§ **DIRECTIONS FOR THIS TASK**: Will you give the material below again, every line exactly as it is?

Data entries:

□ □ □

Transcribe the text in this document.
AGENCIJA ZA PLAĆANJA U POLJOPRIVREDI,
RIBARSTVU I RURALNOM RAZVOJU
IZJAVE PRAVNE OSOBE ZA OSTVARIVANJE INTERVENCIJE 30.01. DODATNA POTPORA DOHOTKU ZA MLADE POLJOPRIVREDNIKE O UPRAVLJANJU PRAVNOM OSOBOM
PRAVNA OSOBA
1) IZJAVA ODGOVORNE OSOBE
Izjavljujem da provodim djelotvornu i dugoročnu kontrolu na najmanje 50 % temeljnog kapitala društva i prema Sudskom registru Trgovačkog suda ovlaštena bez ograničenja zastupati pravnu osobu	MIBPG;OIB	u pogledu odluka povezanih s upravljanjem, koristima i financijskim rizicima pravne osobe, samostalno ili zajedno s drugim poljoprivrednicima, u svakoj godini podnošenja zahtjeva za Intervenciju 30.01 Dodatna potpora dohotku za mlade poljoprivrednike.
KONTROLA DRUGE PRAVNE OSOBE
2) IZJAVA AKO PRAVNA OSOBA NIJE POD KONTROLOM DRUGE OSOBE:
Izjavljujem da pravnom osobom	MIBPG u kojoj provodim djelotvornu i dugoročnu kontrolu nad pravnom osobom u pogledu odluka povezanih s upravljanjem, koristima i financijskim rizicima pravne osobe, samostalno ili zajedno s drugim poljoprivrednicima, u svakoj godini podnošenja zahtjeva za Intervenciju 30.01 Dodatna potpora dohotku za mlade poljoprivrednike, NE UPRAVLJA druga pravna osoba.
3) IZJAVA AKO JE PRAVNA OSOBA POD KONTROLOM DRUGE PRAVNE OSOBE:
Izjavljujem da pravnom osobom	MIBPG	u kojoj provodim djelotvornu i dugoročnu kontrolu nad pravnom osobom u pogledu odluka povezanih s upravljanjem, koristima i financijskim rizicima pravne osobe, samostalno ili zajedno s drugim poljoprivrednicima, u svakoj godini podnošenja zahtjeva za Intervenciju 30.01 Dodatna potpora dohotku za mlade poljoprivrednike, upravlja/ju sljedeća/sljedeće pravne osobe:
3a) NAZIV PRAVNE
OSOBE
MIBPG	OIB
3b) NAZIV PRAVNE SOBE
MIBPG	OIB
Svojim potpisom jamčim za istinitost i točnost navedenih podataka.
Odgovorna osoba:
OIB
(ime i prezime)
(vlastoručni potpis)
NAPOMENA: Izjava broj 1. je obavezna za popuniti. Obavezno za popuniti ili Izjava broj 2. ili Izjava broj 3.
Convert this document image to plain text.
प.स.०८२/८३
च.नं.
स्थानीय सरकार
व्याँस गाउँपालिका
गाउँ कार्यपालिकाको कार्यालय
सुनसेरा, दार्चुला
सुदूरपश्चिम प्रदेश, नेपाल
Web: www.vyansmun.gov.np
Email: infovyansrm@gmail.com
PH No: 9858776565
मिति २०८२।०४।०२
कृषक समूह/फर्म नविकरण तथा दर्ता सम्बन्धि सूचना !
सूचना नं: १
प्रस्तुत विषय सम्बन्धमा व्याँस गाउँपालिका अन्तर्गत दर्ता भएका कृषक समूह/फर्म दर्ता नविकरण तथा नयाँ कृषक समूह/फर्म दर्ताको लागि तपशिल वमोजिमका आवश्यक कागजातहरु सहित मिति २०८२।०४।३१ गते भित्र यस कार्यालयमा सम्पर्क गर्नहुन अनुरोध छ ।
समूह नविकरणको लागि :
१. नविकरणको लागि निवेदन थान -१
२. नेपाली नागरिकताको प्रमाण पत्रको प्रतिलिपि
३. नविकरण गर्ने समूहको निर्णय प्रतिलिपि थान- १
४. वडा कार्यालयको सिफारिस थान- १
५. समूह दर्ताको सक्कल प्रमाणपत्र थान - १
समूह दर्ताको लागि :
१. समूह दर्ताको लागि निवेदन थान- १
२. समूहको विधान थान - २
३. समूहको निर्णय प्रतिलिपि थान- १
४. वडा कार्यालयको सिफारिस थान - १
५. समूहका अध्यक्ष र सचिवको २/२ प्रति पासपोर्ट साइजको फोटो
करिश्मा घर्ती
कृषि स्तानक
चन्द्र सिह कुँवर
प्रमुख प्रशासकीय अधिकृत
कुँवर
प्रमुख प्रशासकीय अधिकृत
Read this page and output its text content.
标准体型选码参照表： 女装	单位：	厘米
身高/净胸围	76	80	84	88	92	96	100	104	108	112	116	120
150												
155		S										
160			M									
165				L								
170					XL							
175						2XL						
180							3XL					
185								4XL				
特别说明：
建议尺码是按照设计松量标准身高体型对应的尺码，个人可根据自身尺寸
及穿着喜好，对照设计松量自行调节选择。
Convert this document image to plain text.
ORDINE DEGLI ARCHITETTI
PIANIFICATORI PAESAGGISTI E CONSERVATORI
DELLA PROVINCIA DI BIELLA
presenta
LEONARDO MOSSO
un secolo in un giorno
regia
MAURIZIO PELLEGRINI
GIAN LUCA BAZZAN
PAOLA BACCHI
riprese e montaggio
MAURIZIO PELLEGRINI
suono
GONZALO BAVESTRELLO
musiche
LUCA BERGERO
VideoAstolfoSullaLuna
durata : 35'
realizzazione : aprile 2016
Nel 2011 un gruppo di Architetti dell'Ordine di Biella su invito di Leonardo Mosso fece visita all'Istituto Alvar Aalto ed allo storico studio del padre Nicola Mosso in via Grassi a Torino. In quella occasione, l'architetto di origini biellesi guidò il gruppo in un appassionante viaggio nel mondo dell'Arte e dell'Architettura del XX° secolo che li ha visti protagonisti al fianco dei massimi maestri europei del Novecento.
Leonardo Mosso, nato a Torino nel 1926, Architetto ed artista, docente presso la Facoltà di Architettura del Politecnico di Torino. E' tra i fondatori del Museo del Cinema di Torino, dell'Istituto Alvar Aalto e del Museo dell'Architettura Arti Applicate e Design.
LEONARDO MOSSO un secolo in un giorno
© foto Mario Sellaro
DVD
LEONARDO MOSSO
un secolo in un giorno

□ □ □

§ **EXERCISE RESPONSE**:
Transcribe the text in this document.
AGENCIJA ZA PLAĆANJA U POLJOPRIVREDI,
RIBARSTVU I RURALNOM RAZVOJU
IZJAVE PRAVNE OSOBE ZA OSTVARIVANJE INTERVENCIJE 30.01. DODATNA POTPORA DOHOTKU ZA MLADE POLJOPRIVREDNIKE O UPRAVLJANJU PRAVNOM OSOBOM
PRAVNA OSOBA
1) IZJAVA ODGOVORNE OSOBE
Izjavljujem da provodim djelotvornu i dugoročnu kontrolu na najmanje 50 % temeljnog kapitala društva i prema Sudskom registru Trgovačkog suda ovlaštena bez ograničenja zastupati pravnu osobu	MIBPG;OIB	u pogledu odluka povezanih s upravljanjem, koristima i financijskim rizicima pravne osobe, samostalno ili zajedno s drugim poljoprivrednicima, u svakoj godini podnošenja zahtjeva za Intervenciju 30.01 Dodatna potpora dohotku za mlade poljoprivrednike.
KONTROLA DRUGE PRAVNE OSOBE
2) IZJAVA AKO PRAVNA OSOBA NIJE POD KONTROLOM DRUGE OSOBE:
Izjavljujem da pravnom osobom	MIBPG u kojoj provodim djelotvornu i dugoročnu kontrolu nad pravnom osobom u pogledu odluka povezanih s upravljanjem, koristima i financijskim rizicima pravne osobe, samostalno ili zajedno s drugim poljoprivrednicima, u svakoj godini podnošenja zahtjeva za Intervenciju 30.01 Dodatna potpora dohotku za mlade poljoprivrednike, NE UPRAVLJA druga pravna osoba.
3) IZJAVA AKO JE PRAVNA OSOBA POD KONTROLOM DRUGE PRAVNE OSOBE:
Izjavljujem da pravnom osobom	MIBPG	u kojoj provodim djelotvornu i dugoročnu kontrolu nad pravnom osobom u pogledu odluka povezanih s upravljanjem, koristima i financijskim rizicima pravne osobe, samostalno ili zajedno s drugim poljoprivrednicima, u svakoj godini podnošenja zahtjeva za Intervenciju 30.01 Dodatna potpora dohotku za mlade poljoprivrednike, upravlja/ju sljedeća/sljedeće pravne osobe:
3a) NAZIV PRAVNE
OSOBE
MIBPG	OIB
3b) NAZIV PRAVNE SOBE
MIBPG	OIB
Svojim potpisom jamčim za istinitost i točnost navedenih podataka.
Odgovorna osoba:
OIB
(ime i prezime)
(vlastoručni potpis)
NAPOMENA: Izjava broj 1. je obavezna za popuniti. Obavezno za popuniti ili Izjava broj 2. ili Izjava broj 3.
Convert this document image to plain text.
प.स.०८२/८३
च.नं.
स्थानीय सरकार
व्याँस गाउँपालिका
गाउँ कार्यपालिकाको कार्यालय
सुनसेरा, दार्चुला
सुदूरपश्चिम प्रदेश, नेपाल
Web: www.vyansmun.gov.np
Email: infovyansrm@gmail.com
PH No: 9858776565
मिति २०८२।०४।०२
कृषक समूह/फर्म नविकरण तथा दर्ता सम्बन्धि सूचना !
सूचना नं: १
प्रस्तुत विषय सम्बन्धमा व्याँस गाउँपालिका अन्तर्गत दर्ता भएका कृषक समूह/फर्म दर्ता नविकरण तथा नयाँ कृषक समूह/फर्म दर्ताको लागि तपशिल वमोजिमका आवश्यक कागजातहरु सहित मिति २०८२।०४।३१ गते भित्र यस कार्यालयमा सम्पर्क गर्नहुन अनुरोध छ ।
समूह नविकरणको लागि :
१. नविकरणको लागि निवेदन थान -१
२. नेपाली नागरिकताको प्रमाण पत्रको प्रतिलिपि
३. नविकरण गर्ने समूहको निर्णय प्रतिलिपि थान- १
४. वडा कार्यालयको सिफारिस थान- १
५. समूह दर्ताको सक्कल प्रमाणपत्र थान - १
समूह दर्ताको लागि :
१. समूह दर्ताको लागि निवेदन थान- १
२. समूहको विधान थान - २
३. समूहको निर्णय प्रतिलिपि थान- १
४. वडा कार्यालयको सिफारिस थान - १
५. समूहका अध्यक्ष र सचिवको २/२ प्रति पासपोर्ट साइजको फोटो
करिश्मा घर्ती
कृषि स्तानक
चन्द्र सिह कुँवर
प्रमुख प्रशासकीय अधिकृत
कुँवर
प्रमुख प्रशासकीय अधिकृत
Read this page and output its text content.
标准体型选码参照表： 女装	单位：	厘米
身高/净胸围	76	80	84	88	92	96	100	104	108	112	116	120
150												
155		S										
160			M									
165				L								
170					XL							
175						2XL						
180							3XL					
185								4XL				
特别说明：
建议尺码是按照设计松量标准身高体型对应的尺码，个人可根据自身尺寸
及穿着喜好，对照设计松量自行调节选择。
Convert this document image to plain text.
ORDINE DEGLI ARCHITETTI
PIANIFICATORI PAESAGGISTI E CONSERVATORI
DELLA PROVINCIA DI BIELLA
presenta
LEONARDO MOSSO
un secolo in un giorno
regia
MAURIZIO PELLEGRINI
GIAN LUCA BAZZAN
PAOLA BACCHI
riprese e montaggio
MAURIZIO PELLEGRINI
suono
GONZALO BAVESTRELLO
musiche
LUCA BERGERO
VideoAstolfoSullaLuna
durata : 35'
realizzazione : aprile 2016
Nel 2011 un gruppo di Architetti dell'Ordine di Biella su invito di Leonardo Mosso fece visita all'Istituto Alvar Aalto ed allo storico studio del padre Nicola Mosso in via Grassi a Torino. In quella occasione, l'architetto di origini biellesi guidò il gruppo in un appassionante viaggio nel mondo dell'Arte e dell'Architettura del XX° secolo che li ha visti protagonisti al fianco dei massimi maestri europei del Novecento.
Leonardo Mosso, nato a Torino nel 1926, Architetto ed artista, docente presso la Facoltà di Architettura del Politecnico di Torino. E' tra i fondatori del Museo del Cinema di Torino, dell'Istituto Alvar Aalto e del Museo dell'Architettura Arti Applicate e Design.
LEONARDO MOSSO un secolo in un giorno
© foto Mario Sellaro
DVD
LEONARDO MOSSO
un secolo in un giorno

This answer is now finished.